-------- RECORDS --------

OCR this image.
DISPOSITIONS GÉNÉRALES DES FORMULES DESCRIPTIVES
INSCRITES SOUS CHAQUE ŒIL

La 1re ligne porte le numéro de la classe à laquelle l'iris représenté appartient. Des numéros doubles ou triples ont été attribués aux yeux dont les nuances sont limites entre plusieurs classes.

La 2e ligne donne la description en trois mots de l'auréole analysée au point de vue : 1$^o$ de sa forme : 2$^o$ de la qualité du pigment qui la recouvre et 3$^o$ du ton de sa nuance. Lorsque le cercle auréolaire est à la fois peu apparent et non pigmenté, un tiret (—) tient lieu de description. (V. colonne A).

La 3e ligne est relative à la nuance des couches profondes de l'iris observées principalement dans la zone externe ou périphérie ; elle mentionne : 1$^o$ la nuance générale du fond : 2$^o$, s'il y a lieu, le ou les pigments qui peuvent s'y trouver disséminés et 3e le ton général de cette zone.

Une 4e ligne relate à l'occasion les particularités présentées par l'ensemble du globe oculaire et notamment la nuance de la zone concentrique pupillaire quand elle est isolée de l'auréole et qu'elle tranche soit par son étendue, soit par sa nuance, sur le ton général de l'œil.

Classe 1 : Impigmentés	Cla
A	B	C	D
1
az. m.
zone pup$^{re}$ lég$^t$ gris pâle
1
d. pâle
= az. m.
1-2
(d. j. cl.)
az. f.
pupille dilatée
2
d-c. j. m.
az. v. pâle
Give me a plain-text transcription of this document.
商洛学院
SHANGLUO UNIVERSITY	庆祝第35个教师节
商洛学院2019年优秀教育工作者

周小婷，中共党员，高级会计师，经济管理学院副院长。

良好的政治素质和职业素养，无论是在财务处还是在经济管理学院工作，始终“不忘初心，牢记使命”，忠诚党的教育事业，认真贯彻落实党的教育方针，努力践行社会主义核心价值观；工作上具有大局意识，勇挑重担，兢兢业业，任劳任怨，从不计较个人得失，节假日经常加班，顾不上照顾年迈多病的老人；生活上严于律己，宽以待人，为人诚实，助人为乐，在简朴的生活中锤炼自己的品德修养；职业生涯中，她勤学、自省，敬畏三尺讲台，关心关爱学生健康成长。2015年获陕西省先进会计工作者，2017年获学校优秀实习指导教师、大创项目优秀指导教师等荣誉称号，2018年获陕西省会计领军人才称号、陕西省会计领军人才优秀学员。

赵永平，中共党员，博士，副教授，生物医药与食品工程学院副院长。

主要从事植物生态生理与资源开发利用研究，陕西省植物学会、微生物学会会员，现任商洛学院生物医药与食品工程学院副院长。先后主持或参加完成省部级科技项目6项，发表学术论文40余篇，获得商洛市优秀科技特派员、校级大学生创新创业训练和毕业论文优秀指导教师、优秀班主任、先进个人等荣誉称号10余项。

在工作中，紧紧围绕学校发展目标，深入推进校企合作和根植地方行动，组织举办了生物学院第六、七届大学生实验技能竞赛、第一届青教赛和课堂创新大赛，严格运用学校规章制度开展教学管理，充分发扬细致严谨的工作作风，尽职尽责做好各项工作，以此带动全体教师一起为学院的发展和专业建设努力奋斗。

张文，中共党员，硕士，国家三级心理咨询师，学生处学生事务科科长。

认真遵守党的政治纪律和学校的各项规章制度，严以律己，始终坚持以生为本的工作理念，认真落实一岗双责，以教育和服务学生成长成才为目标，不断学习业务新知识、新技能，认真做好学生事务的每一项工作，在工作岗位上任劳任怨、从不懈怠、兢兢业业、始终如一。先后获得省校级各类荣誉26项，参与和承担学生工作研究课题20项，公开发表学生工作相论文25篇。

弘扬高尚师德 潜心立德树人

--------

Write out the entries above once more, without altering anything.

- _SOLUTION FOR THIS TASK_:
OCR this image.
DISPOSITIONS GÉNÉRALES DES FORMULES DESCRIPTIVES
INSCRITES SOUS CHAQUE ŒIL

La 1re ligne porte le numéro de la classe à laquelle l'iris représenté appartient. Des numéros doubles ou triples ont été attribués aux yeux dont les nuances sont limites entre plusieurs classes.

La 2e ligne donne la description en trois mots de l'auréole analysée au point de vue : 1$^o$ de sa forme : 2$^o$ de la qualité du pigment qui la recouvre et 3$^o$ du ton de sa nuance. Lorsque le cercle auréolaire est à la fois peu apparent et non pigmenté, un tiret (—) tient lieu de description. (V. colonne A).

La 3e ligne est relative à la nuance des couches profondes de l'iris observées principalement dans la zone externe ou périphérie ; elle mentionne : 1$^o$ la nuance générale du fond : 2$^o$, s'il y a lieu, le ou les pigments qui peuvent s'y trouver disséminés et 3e le ton général de cette zone.

Une 4e ligne relate à l'occasion les particularités présentées par l'ensemble du globe oculaire et notamment la nuance de la zone concentrique pupillaire quand elle est isolée de l'auréole et qu'elle tranche soit par son étendue, soit par sa nuance, sur le ton général de l'œil.

Classe 1 : Impigmentés	Cla
A	B	C	D
1
az. m.
zone pup$^{re}$ lég$^t$ gris pâle
1
d. pâle
= az. m.
1-2
(d. j. cl.)
az. f.
pupille dilatée
2
d-c. j. m.
az. v. pâle
Give me a plain-text transcription of this document.
商洛学院
SHANGLUO UNIVERSITY	庆祝第35个教师节
商洛学院2019年优秀教育工作者

周小婷，中共党员，高级会计师，经济管理学院副院长。

良好的政治素质和职业素养，无论是在财务处还是在经济管理学院工作，始终“不忘初心，牢记使命”，忠诚党的教育事业，认真贯彻落实党的教育方针，努力践行社会主义核心价值观；工作上具有大局意识，勇挑重担，兢兢业业，任劳任怨，从不计较个人得失，节假日经常加班，顾不上照顾年迈多病的老人；生活上严于律己，宽以待人，为人诚实，助人为乐，在简朴的生活中锤炼自己的品德修养；职业生涯中，她勤学、自省，敬畏三尺讲台，关心关爱学生健康成长。2015年获陕西省先进会计工作者，2017年获学校优秀实习指导教师、大创项目优秀指导教师等荣誉称号，2018年获陕西省会计领军人才称号、陕西省会计领军人才优秀学员。

赵永平，中共党员，博士，副教授，生物医药与食品工程学院副院长。

主要从事植物生态生理与资源开发利用研究，陕西省植物学会、微生物学会会员，现任商洛学院生物医药与食品工程学院副院长。先后主持或参加完成省部级科技项目6项，发表学术论文40余篇，获得商洛市优秀科技特派员、校级大学生创新创业训练和毕业论文优秀指导教师、优秀班主任、先进个人等荣誉称号10余项。

在工作中，紧紧围绕学校发展目标，深入推进校企合作和根植地方行动，组织举办了生物学院第六、七届大学生实验技能竞赛、第一届青教赛和课堂创新大赛，严格运用学校规章制度开展教学管理，充分发扬细致严谨的工作作风，尽职尽责做好各项工作，以此带动全体教师一起为学院的发展和专业建设努力奋斗。

张文，中共党员，硕士，国家三级心理咨询师，学生处学生事务科科长。

认真遵守党的政治纪律和学校的各项规章制度，严以律己，始终坚持以生为本的工作理念，认真落实一岗双责，以教育和服务学生成长成才为目标，不断学习业务新知识、新技能，认真做好学生事务的每一项工作，在工作岗位上任劳任怨、从不懈怠、兢兢业业、始终如一。先后获得省校级各类荣誉26项，参与和承担学生工作研究课题20项，公开发表学生工作相论文25篇。

弘扬高尚师德 潜心立德树人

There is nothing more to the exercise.